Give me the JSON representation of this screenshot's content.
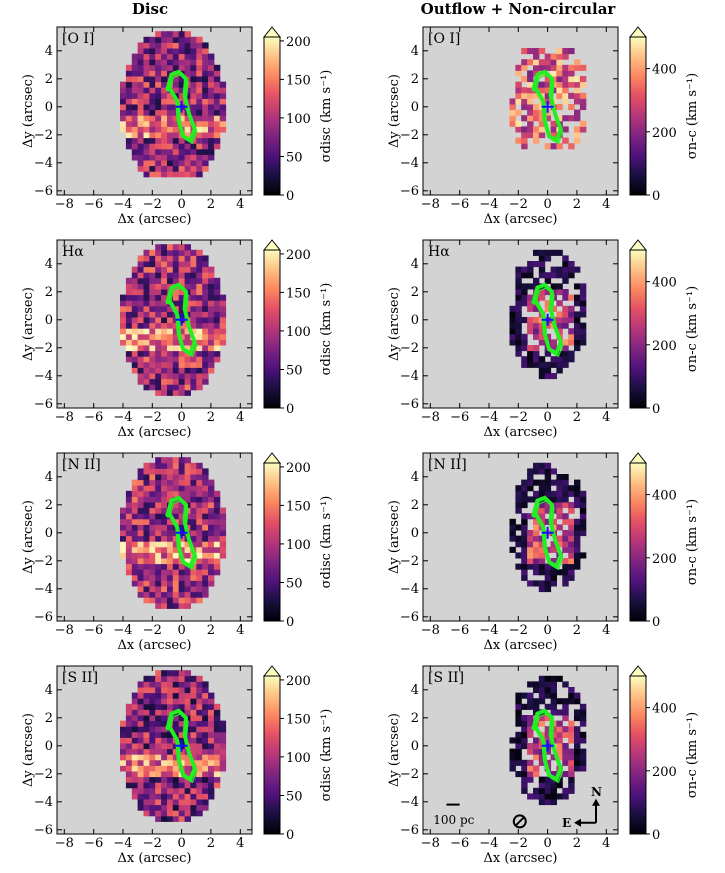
{
  "column_titles": {
    "disc": "Disc",
    "outflow": "Outflow + Non-circular"
  },
  "chart_data": {
    "type": "heatmap",
    "x_label": "Δx (arcsec)",
    "y_label": "Δy (arcsec)",
    "xlim": [
      -8.5,
      4.8
    ],
    "ylim": [
      -6.3,
      5.7
    ],
    "x_ticks": [
      -8,
      -6,
      -4,
      -2,
      0,
      2,
      4
    ],
    "y_ticks": [
      -6,
      -4,
      -2,
      0,
      2,
      4
    ],
    "x_tick_labels": [
      "−8",
      "−6",
      "−4",
      "−2",
      "0",
      "2",
      "4"
    ],
    "y_tick_labels": [
      "−6",
      "−4",
      "−2",
      "0",
      "2",
      "4"
    ],
    "colormap": "magma",
    "lines": [
      "[O I]",
      "Hα",
      "[N II]",
      "[S II]"
    ],
    "panels": [
      {
        "column": "disc",
        "line": "[O I]",
        "label": "[O I]",
        "cbar_label": "σdisc (km s⁻¹)",
        "cbar_range": [
          0,
          205
        ],
        "cbar_ticks": [
          0,
          50,
          100,
          150,
          200
        ],
        "cbar_tick_labels": [
          "0",
          "50",
          "100",
          "150",
          "200"
        ],
        "mean_sigma": 85
      },
      {
        "column": "outflow",
        "line": "[O I]",
        "label": "[O I]",
        "cbar_label": "σn-c (km s⁻¹)",
        "cbar_range": [
          0,
          500
        ],
        "cbar_ticks": [
          0,
          200,
          400
        ],
        "cbar_tick_labels": [
          "0",
          "200",
          "400"
        ],
        "mean_sigma": 120
      },
      {
        "column": "disc",
        "line": "Hα",
        "label": "Hα",
        "cbar_label": "σdisc (km s⁻¹)",
        "cbar_range": [
          0,
          205
        ],
        "cbar_ticks": [
          0,
          50,
          100,
          150,
          200
        ],
        "cbar_tick_labels": [
          "0",
          "50",
          "100",
          "150",
          "200"
        ],
        "mean_sigma": 90
      },
      {
        "column": "outflow",
        "line": "Hα",
        "label": "Hα",
        "cbar_label": "σn-c (km s⁻¹)",
        "cbar_range": [
          0,
          500
        ],
        "cbar_ticks": [
          0,
          200,
          400
        ],
        "cbar_tick_labels": [
          "0",
          "200",
          "400"
        ],
        "mean_sigma": 90
      },
      {
        "column": "disc",
        "line": "[N II]",
        "label": "[N II]",
        "cbar_label": "σdisc (km s⁻¹)",
        "cbar_range": [
          0,
          205
        ],
        "cbar_ticks": [
          0,
          50,
          100,
          150,
          200
        ],
        "cbar_tick_labels": [
          "0",
          "50",
          "100",
          "150",
          "200"
        ],
        "mean_sigma": 90
      },
      {
        "column": "outflow",
        "line": "[N II]",
        "label": "[N II]",
        "cbar_label": "σn-c (km s⁻¹)",
        "cbar_range": [
          0,
          500
        ],
        "cbar_ticks": [
          0,
          200,
          400
        ],
        "cbar_tick_labels": [
          "0",
          "200",
          "400"
        ],
        "mean_sigma": 150
      },
      {
        "column": "disc",
        "line": "[S II]",
        "label": "[S II]",
        "cbar_label": "σdisc (km s⁻¹)",
        "cbar_range": [
          0,
          205
        ],
        "cbar_ticks": [
          0,
          50,
          100,
          150,
          200
        ],
        "cbar_tick_labels": [
          "0",
          "50",
          "100",
          "150",
          "200"
        ],
        "mean_sigma": 80
      },
      {
        "column": "outflow",
        "line": "[S II]",
        "label": "[S II]",
        "cbar_label": "σn-c (km s⁻¹)",
        "cbar_range": [
          0,
          500
        ],
        "cbar_ticks": [
          0,
          200,
          400
        ],
        "cbar_tick_labels": [
          "0",
          "200",
          "400"
        ],
        "mean_sigma": 110
      }
    ],
    "annotations": {
      "scale_bar": "100 pc",
      "compass_north": "N",
      "compass_east": "E"
    }
  },
  "colors": {
    "background": "#d3d3d3",
    "contour": "#22ee22",
    "nucleus_marker": "#1010ff"
  }
}
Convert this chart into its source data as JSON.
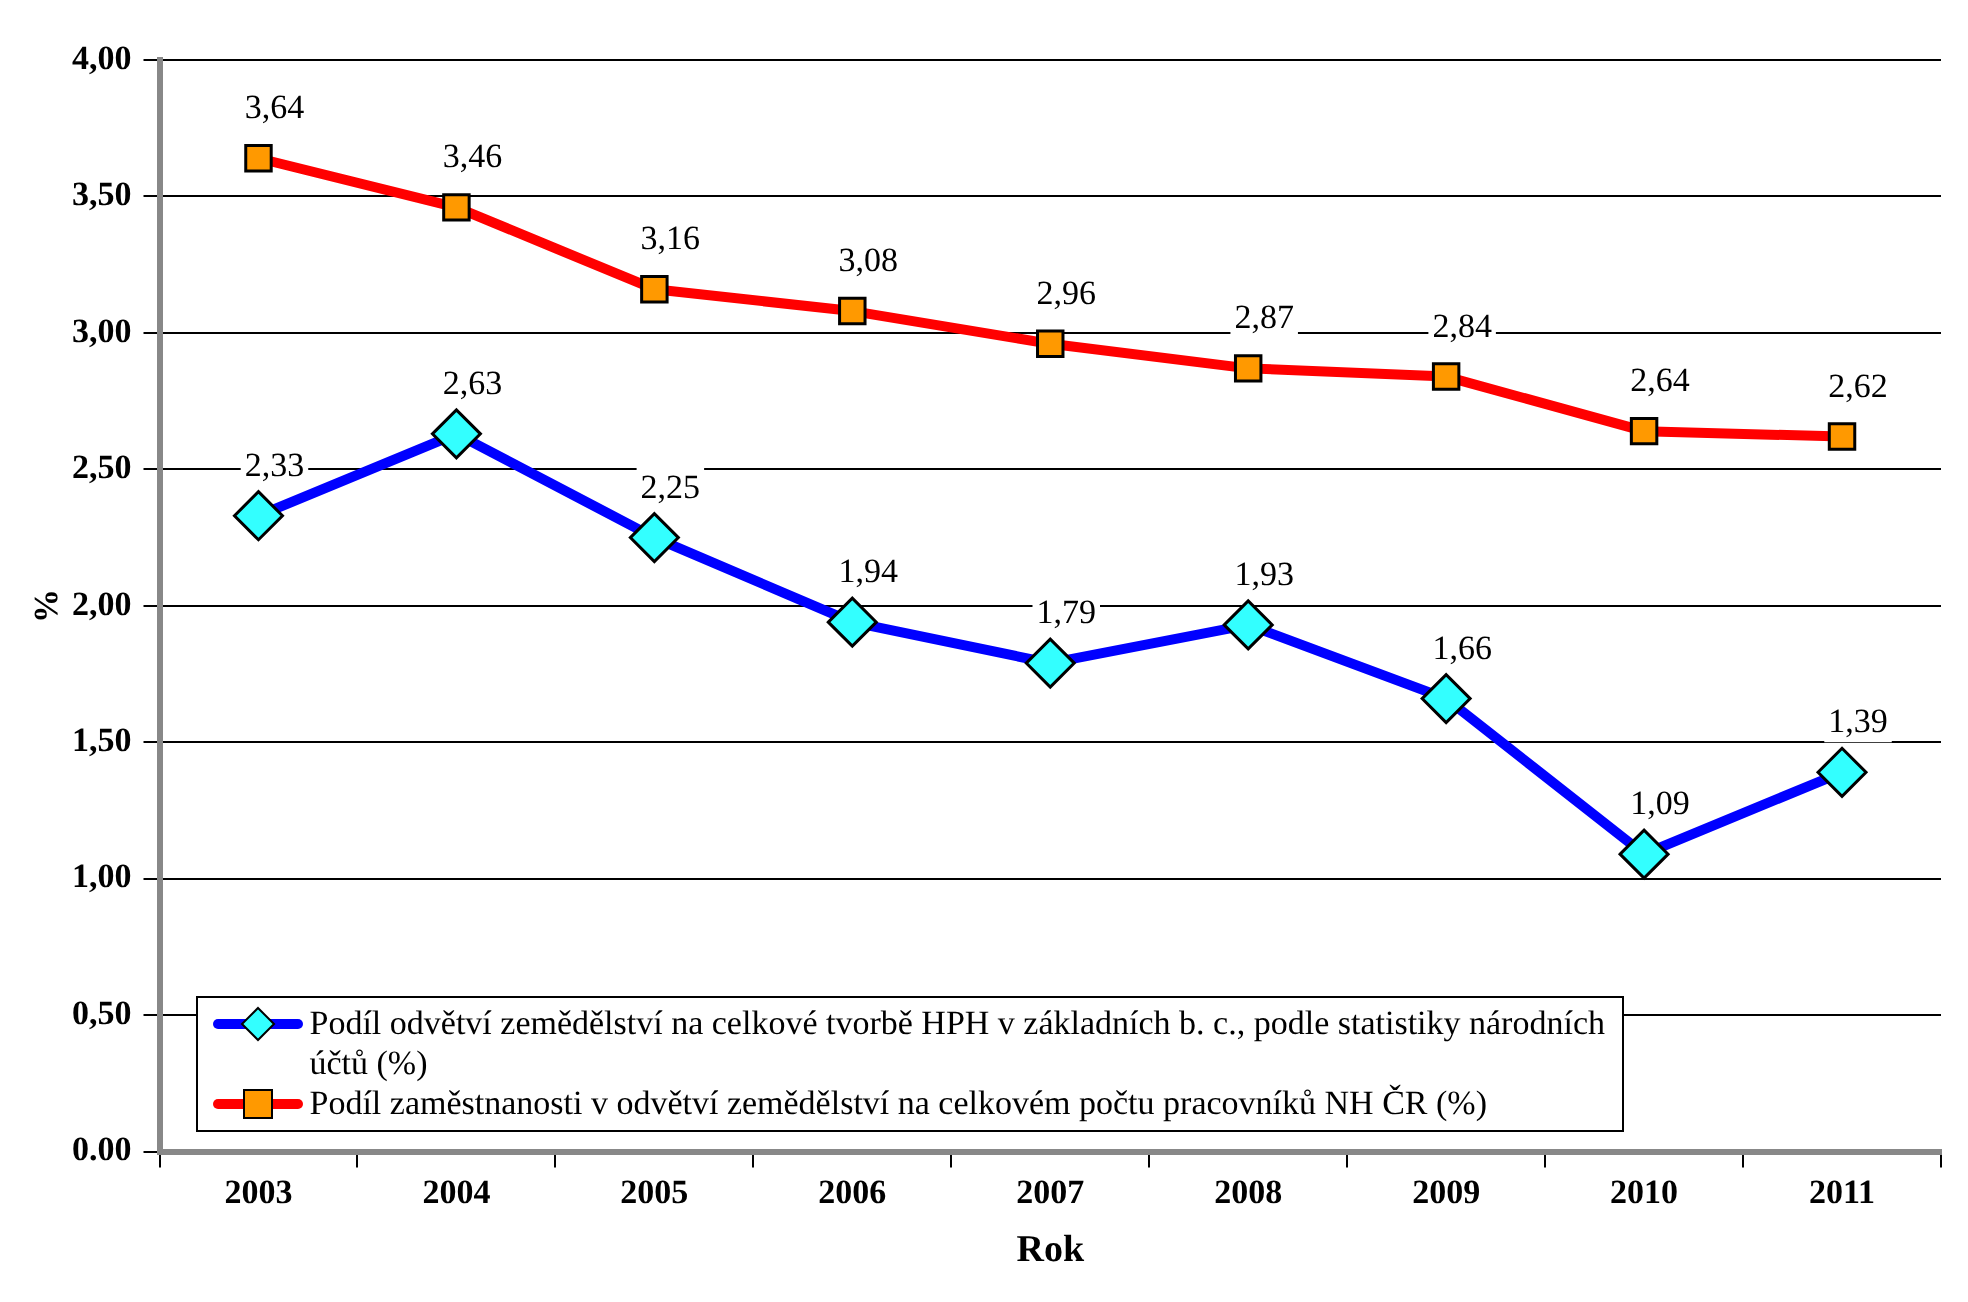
{
  "chart_data": {
    "type": "line",
    "xlabel": "Rok",
    "ylabel": "%",
    "categories": [
      "2003",
      "2004",
      "2005",
      "2006",
      "2007",
      "2008",
      "2009",
      "2010",
      "2011"
    ],
    "series": [
      {
        "name": "Podíl odvětví zemědělství na celkové tvorbě HPH v základních b. c., podle statistiky národních účtů (%)",
        "color": "#0000ff",
        "marker": "diamond",
        "colors": [
          "#33ffff",
          "#33ffff",
          "#33ffff",
          "#33ffff",
          "#33ffff",
          "#33ffff",
          "#33ffff",
          "#33ffff",
          "#33ffff"
        ],
        "values": [
          2.33,
          2.63,
          2.25,
          1.94,
          1.79,
          1.93,
          1.66,
          1.09,
          1.39
        ],
        "value_labels": [
          "2,33",
          "2,63",
          "2,25",
          "1,94",
          "1,79",
          "1,93",
          "1,66",
          "1,09",
          "1,39"
        ]
      },
      {
        "name": "Podíl zaměstnanosti v odvětví zemědělství na celkovém počtu pracovníků NH ČR (%)",
        "color": "#ff0000",
        "marker": "square",
        "colors": [
          "#ff9900",
          "#ff9900",
          "#ff9900",
          "#ff9900",
          "#ff9900",
          "#ff9900",
          "#ff9900",
          "#ff9900",
          "#ff9900"
        ],
        "values": [
          3.64,
          3.46,
          3.16,
          3.08,
          2.96,
          2.87,
          2.84,
          2.64,
          2.62
        ],
        "value_labels": [
          "3,64",
          "3,46",
          "3,16",
          "3,08",
          "2,96",
          "2,87",
          "2,84",
          "2,64",
          "2,62"
        ]
      }
    ],
    "ylim": [
      0,
      4
    ],
    "yticks": [
      {
        "value": 0,
        "label": "0.00"
      },
      {
        "value": 0.5,
        "label": "0,50"
      },
      {
        "value": 1,
        "label": "1,00"
      },
      {
        "value": 1.5,
        "label": "1,50"
      },
      {
        "value": 2,
        "label": "2,00"
      },
      {
        "value": 2.5,
        "label": "2,50"
      },
      {
        "value": 3,
        "label": "3,00"
      },
      {
        "value": 3.5,
        "label": "3,50"
      },
      {
        "value": 4,
        "label": "4,00"
      }
    ],
    "grid": "y",
    "legend": "bottom left",
    "line_style": "solid"
  }
}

**Brief**
Using the listing above, work out how many of its lines include "Podíl", and give only the result.

**The reply**
2